# Direction
Set down all of the entries word for word, omitting the images they contain.

# Source records
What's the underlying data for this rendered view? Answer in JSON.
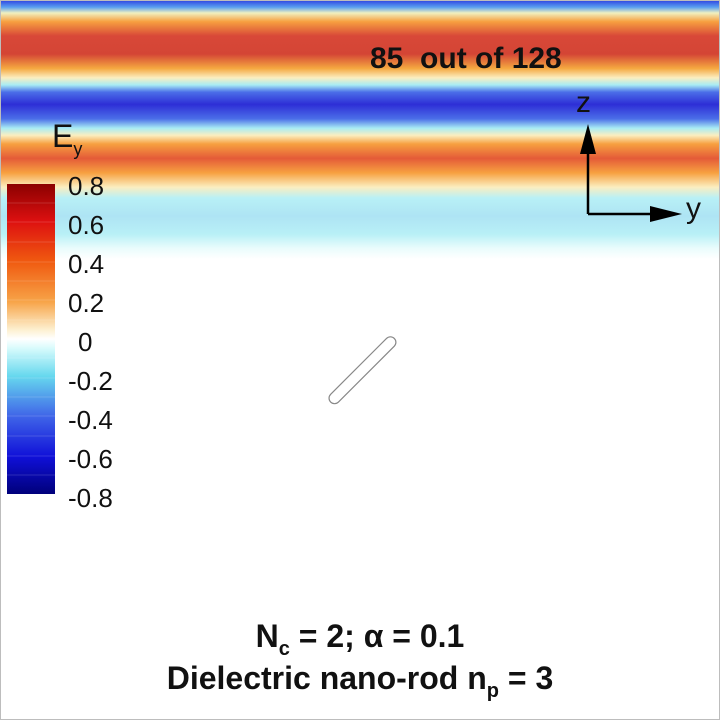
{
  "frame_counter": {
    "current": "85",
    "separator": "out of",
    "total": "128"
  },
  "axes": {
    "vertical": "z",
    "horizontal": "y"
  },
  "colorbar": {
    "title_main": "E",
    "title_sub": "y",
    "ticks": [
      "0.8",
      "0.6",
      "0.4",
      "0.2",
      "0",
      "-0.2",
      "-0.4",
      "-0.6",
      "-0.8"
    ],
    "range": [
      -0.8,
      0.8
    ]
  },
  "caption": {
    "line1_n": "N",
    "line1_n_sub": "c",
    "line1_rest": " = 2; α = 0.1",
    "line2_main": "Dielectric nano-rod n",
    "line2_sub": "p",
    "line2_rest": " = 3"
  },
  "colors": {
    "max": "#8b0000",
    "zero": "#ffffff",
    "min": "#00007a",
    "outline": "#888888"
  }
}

# Written solution
What's the underlying data for this rendered view? Answer in JSON.
{
  "frame_counter": {
    "current": "85",
    "separator": "out of",
    "total": "128"
  },
  "axes": {
    "vertical": "z",
    "horizontal": "y"
  },
  "colorbar": {
    "title_main": "E",
    "title_sub": "y",
    "ticks": [
      "0.8",
      "0.6",
      "0.4",
      "0.2",
      "0",
      "-0.2",
      "-0.4",
      "-0.6",
      "-0.8"
    ],
    "range": [
      -0.8,
      0.8
    ]
  },
  "caption": {
    "line1_n": "N",
    "line1_n_sub": "c",
    "line1_rest": " = 2; α = 0.1",
    "line2_main": "Dielectric nano-rod n",
    "line2_sub": "p",
    "line2_rest": " = 3"
  },
  "colors": {
    "max": "#8b0000",
    "zero": "#ffffff",
    "min": "#00007a",
    "outline": "#888888"
  }
}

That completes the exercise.